• [Work instructions] Exact repetition of every entry is required.

[Data items]
[Begin]

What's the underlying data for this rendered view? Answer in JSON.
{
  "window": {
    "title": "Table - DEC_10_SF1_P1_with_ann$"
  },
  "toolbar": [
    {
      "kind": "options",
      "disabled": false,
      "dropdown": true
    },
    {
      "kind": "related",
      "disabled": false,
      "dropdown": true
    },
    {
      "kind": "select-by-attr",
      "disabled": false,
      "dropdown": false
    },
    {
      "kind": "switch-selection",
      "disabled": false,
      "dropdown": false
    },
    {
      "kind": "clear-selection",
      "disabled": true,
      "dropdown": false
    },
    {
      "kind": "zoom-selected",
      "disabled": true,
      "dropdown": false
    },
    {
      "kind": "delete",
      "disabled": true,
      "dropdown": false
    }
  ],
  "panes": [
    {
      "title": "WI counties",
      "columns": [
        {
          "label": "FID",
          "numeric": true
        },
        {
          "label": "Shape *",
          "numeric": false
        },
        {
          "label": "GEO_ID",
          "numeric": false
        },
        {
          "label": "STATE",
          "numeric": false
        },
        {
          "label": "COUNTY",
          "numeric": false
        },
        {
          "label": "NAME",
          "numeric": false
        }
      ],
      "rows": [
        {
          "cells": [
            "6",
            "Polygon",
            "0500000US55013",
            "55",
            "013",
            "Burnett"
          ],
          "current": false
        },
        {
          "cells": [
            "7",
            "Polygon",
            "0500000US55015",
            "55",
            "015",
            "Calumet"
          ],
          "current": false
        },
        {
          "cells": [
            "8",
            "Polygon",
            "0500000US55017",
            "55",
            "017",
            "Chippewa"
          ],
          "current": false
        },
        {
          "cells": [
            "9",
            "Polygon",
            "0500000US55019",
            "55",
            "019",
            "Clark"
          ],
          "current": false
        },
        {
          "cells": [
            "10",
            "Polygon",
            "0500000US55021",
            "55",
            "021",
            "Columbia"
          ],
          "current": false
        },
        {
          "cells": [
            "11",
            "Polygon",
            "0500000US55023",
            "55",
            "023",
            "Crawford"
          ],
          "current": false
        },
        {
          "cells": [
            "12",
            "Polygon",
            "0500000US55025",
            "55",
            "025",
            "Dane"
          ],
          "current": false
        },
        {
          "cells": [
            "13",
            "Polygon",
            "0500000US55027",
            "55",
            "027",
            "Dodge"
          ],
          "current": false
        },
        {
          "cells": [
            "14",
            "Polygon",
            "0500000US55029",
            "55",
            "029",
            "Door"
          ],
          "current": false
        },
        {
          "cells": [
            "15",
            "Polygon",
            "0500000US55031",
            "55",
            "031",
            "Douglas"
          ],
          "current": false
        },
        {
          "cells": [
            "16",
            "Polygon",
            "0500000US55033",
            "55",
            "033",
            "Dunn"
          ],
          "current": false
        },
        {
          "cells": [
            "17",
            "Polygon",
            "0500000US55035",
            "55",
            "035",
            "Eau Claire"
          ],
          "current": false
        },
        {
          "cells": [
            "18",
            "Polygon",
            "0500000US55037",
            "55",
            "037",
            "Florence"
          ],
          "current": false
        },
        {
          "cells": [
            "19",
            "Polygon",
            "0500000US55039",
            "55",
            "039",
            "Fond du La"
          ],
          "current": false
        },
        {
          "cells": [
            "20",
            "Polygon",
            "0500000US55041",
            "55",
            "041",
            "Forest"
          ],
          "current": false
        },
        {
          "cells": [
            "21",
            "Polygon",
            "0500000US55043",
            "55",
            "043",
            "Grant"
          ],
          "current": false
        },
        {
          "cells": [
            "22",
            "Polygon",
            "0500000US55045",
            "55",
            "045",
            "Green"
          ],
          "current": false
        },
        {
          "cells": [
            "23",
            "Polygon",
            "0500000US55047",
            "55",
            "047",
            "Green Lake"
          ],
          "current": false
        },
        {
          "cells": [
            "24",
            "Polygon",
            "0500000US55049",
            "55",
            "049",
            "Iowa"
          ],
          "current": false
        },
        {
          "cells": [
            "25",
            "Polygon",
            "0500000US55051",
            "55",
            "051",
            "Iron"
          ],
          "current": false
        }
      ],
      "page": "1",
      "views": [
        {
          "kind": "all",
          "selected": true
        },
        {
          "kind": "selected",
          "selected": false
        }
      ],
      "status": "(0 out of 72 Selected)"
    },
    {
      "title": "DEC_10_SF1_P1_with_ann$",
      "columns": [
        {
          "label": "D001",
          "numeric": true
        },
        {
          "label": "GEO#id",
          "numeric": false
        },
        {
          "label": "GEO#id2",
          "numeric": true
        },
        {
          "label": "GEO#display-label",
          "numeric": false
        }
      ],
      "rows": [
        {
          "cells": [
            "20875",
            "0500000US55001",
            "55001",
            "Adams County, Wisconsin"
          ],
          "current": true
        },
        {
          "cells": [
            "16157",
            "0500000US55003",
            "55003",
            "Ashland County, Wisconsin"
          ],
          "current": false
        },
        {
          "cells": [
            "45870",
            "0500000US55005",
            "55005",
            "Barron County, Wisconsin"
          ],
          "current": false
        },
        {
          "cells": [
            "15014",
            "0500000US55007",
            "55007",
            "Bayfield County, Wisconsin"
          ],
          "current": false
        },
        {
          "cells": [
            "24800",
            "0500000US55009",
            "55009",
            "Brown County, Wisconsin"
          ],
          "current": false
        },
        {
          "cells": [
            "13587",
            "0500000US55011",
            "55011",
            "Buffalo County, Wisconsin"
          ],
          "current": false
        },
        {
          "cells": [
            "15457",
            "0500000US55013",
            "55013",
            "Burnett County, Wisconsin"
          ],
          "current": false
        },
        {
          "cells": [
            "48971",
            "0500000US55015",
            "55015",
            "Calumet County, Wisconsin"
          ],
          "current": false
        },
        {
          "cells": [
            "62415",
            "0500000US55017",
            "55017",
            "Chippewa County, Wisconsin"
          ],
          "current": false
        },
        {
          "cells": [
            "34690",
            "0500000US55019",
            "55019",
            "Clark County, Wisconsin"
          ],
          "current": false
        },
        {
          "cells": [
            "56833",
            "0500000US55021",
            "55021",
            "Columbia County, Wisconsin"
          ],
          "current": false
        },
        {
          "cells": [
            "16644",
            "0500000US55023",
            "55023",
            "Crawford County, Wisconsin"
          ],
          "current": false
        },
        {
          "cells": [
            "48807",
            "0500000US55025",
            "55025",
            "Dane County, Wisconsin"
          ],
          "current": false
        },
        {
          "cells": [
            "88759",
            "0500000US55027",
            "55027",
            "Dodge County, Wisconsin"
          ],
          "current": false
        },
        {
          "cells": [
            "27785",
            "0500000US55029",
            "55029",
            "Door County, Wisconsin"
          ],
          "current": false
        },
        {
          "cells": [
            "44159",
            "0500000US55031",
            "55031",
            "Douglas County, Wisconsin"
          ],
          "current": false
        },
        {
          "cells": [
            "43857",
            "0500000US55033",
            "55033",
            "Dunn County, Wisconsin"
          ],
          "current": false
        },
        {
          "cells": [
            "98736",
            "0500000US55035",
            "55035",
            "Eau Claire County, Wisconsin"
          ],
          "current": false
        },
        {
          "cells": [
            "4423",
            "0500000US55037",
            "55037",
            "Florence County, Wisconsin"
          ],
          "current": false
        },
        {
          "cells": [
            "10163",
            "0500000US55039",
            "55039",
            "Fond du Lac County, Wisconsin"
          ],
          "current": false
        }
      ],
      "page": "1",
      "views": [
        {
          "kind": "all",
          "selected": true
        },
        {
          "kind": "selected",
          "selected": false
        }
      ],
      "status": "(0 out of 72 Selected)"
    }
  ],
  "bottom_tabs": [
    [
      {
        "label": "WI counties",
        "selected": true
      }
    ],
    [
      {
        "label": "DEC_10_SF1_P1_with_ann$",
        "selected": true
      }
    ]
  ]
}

[End]

• [Task output]
What's the underlying data for this rendered view? Answer in JSON.
{
  "window": {
    "title": "Table - DEC_10_SF1_P1_with_ann$"
  },
  "toolbar": [
    {
      "kind": "options",
      "disabled": false,
      "dropdown": true
    },
    {
      "kind": "related",
      "disabled": false,
      "dropdown": true
    },
    {
      "kind": "select-by-attr",
      "disabled": false,
      "dropdown": false
    },
    {
      "kind": "switch-selection",
      "disabled": false,
      "dropdown": false
    },
    {
      "kind": "clear-selection",
      "disabled": true,
      "dropdown": false
    },
    {
      "kind": "zoom-selected",
      "disabled": true,
      "dropdown": false
    },
    {
      "kind": "delete",
      "disabled": true,
      "dropdown": false
    }
  ],
  "panes": [
    {
      "title": "WI counties",
      "columns": [
        {
          "label": "FID",
          "numeric": true
        },
        {
          "label": "Shape *",
          "numeric": false
        },
        {
          "label": "GEO_ID",
          "numeric": false
        },
        {
          "label": "STATE",
          "numeric": false
        },
        {
          "label": "COUNTY",
          "numeric": false
        },
        {
          "label": "NAME",
          "numeric": false
        }
      ],
      "rows": [
        {
          "cells": [
            "6",
            "Polygon",
            "0500000US55013",
            "55",
            "013",
            "Burnett"
          ],
          "current": false
        },
        {
          "cells": [
            "7",
            "Polygon",
            "0500000US55015",
            "55",
            "015",
            "Calumet"
          ],
          "current": false
        },
        {
          "cells": [
            "8",
            "Polygon",
            "0500000US55017",
            "55",
            "017",
            "Chippewa"
          ],
          "current": false
        },
        {
          "cells": [
            "9",
            "Polygon",
            "0500000US55019",
            "55",
            "019",
            "Clark"
          ],
          "current": false
        },
        {
          "cells": [
            "10",
            "Polygon",
            "0500000US55021",
            "55",
            "021",
            "Columbia"
          ],
          "current": false
        },
        {
          "cells": [
            "11",
            "Polygon",
            "0500000US55023",
            "55",
            "023",
            "Crawford"
          ],
          "current": false
        },
        {
          "cells": [
            "12",
            "Polygon",
            "0500000US55025",
            "55",
            "025",
            "Dane"
          ],
          "current": false
        },
        {
          "cells": [
            "13",
            "Polygon",
            "0500000US55027",
            "55",
            "027",
            "Dodge"
          ],
          "current": false
        },
        {
          "cells": [
            "14",
            "Polygon",
            "0500000US55029",
            "55",
            "029",
            "Door"
          ],
          "current": false
        },
        {
          "cells": [
            "15",
            "Polygon",
            "0500000US55031",
            "55",
            "031",
            "Douglas"
          ],
          "current": false
        },
        {
          "cells": [
            "16",
            "Polygon",
            "0500000US55033",
            "55",
            "033",
            "Dunn"
          ],
          "current": false
        },
        {
          "cells": [
            "17",
            "Polygon",
            "0500000US55035",
            "55",
            "035",
            "Eau Claire"
          ],
          "current": false
        },
        {
          "cells": [
            "18",
            "Polygon",
            "0500000US55037",
            "55",
            "037",
            "Florence"
          ],
          "current": false
        },
        {
          "cells": [
            "19",
            "Polygon",
            "0500000US55039",
            "55",
            "039",
            "Fond du La"
          ],
          "current": false
        },
        {
          "cells": [
            "20",
            "Polygon",
            "0500000US55041",
            "55",
            "041",
            "Forest"
          ],
          "current": false
        },
        {
          "cells": [
            "21",
            "Polygon",
            "0500000US55043",
            "55",
            "043",
            "Grant"
          ],
          "current": false
        },
        {
          "cells": [
            "22",
            "Polygon",
            "0500000US55045",
            "55",
            "045",
            "Green"
          ],
          "current": false
        },
        {
          "cells": [
            "23",
            "Polygon",
            "0500000US55047",
            "55",
            "047",
            "Green Lake"
          ],
          "current": false
        },
        {
          "cells": [
            "24",
            "Polygon",
            "0500000US55049",
            "55",
            "049",
            "Iowa"
          ],
          "current": false
        },
        {
          "cells": [
            "25",
            "Polygon",
            "0500000US55051",
            "55",
            "051",
            "Iron"
          ],
          "current": false
        }
      ],
      "page": "1",
      "views": [
        {
          "kind": "all",
          "selected": true
        },
        {
          "kind": "selected",
          "selected": false
        }
      ],
      "status": "(0 out of 72 Selected)"
    },
    {
      "title": "DEC_10_SF1_P1_with_ann$",
      "columns": [
        {
          "label": "D001",
          "numeric": true
        },
        {
          "label": "GEO#id",
          "numeric": false
        },
        {
          "label": "GEO#id2",
          "numeric": true
        },
        {
          "label": "GEO#display-label",
          "numeric": false
        }
      ],
      "rows": [
        {
          "cells": [
            "20875",
            "0500000US55001",
            "55001",
            "Adams County, Wisconsin"
          ],
          "current": true
        },
        {
          "cells": [
            "16157",
            "0500000US55003",
            "55003",
            "Ashland County, Wisconsin"
          ],
          "current": false
        },
        {
          "cells": [
            "45870",
            "0500000US55005",
            "55005",
            "Barron County, Wisconsin"
          ],
          "current": false
        },
        {
          "cells": [
            "15014",
            "0500000US55007",
            "55007",
            "Bayfield County, Wisconsin"
          ],
          "current": false
        },
        {
          "cells": [
            "24800",
            "0500000US55009",
            "55009",
            "Brown County, Wisconsin"
          ],
          "current": false
        },
        {
          "cells": [
            "13587",
            "0500000US55011",
            "55011",
            "Buffalo County, Wisconsin"
          ],
          "current": false
        },
        {
          "cells": [
            "15457",
            "0500000US55013",
            "55013",
            "Burnett County, Wisconsin"
          ],
          "current": false
        },
        {
          "cells": [
            "48971",
            "0500000US55015",
            "55015",
            "Calumet County, Wisconsin"
          ],
          "current": false
        },
        {
          "cells": [
            "62415",
            "0500000US55017",
            "55017",
            "Chippewa County, Wisconsin"
          ],
          "current": false
        },
        {
          "cells": [
            "34690",
            "0500000US55019",
            "55019",
            "Clark County, Wisconsin"
          ],
          "current": false
        },
        {
          "cells": [
            "56833",
            "0500000US55021",
            "55021",
            "Columbia County, Wisconsin"
          ],
          "current": false
        },
        {
          "cells": [
            "16644",
            "0500000US55023",
            "55023",
            "Crawford County, Wisconsin"
          ],
          "current": false
        },
        {
          "cells": [
            "48807",
            "0500000US55025",
            "55025",
            "Dane County, Wisconsin"
          ],
          "current": false
        },
        {
          "cells": [
            "88759",
            "0500000US55027",
            "55027",
            "Dodge County, Wisconsin"
          ],
          "current": false
        },
        {
          "cells": [
            "27785",
            "0500000US55029",
            "55029",
            "Door County, Wisconsin"
          ],
          "current": false
        },
        {
          "cells": [
            "44159",
            "0500000US55031",
            "55031",
            "Douglas County, Wisconsin"
          ],
          "current": false
        },
        {
          "cells": [
            "43857",
            "0500000US55033",
            "55033",
            "Dunn County, Wisconsin"
          ],
          "current": false
        },
        {
          "cells": [
            "98736",
            "0500000US55035",
            "55035",
            "Eau Claire County, Wisconsin"
          ],
          "current": false
        },
        {
          "cells": [
            "4423",
            "0500000US55037",
            "55037",
            "Florence County, Wisconsin"
          ],
          "current": false
        },
        {
          "cells": [
            "10163",
            "0500000US55039",
            "55039",
            "Fond du Lac County, Wisconsin"
          ],
          "current": false
        }
      ],
      "page": "1",
      "views": [
        {
          "kind": "all",
          "selected": true
        },
        {
          "kind": "selected",
          "selected": false
        }
      ],
      "status": "(0 out of 72 Selected)"
    }
  ],
  "bottom_tabs": [
    [
      {
        "label": "WI counties",
        "selected": true
      }
    ],
    [
      {
        "label": "DEC_10_SF1_P1_with_ann$",
        "selected": true
      }
    ]
  ]
}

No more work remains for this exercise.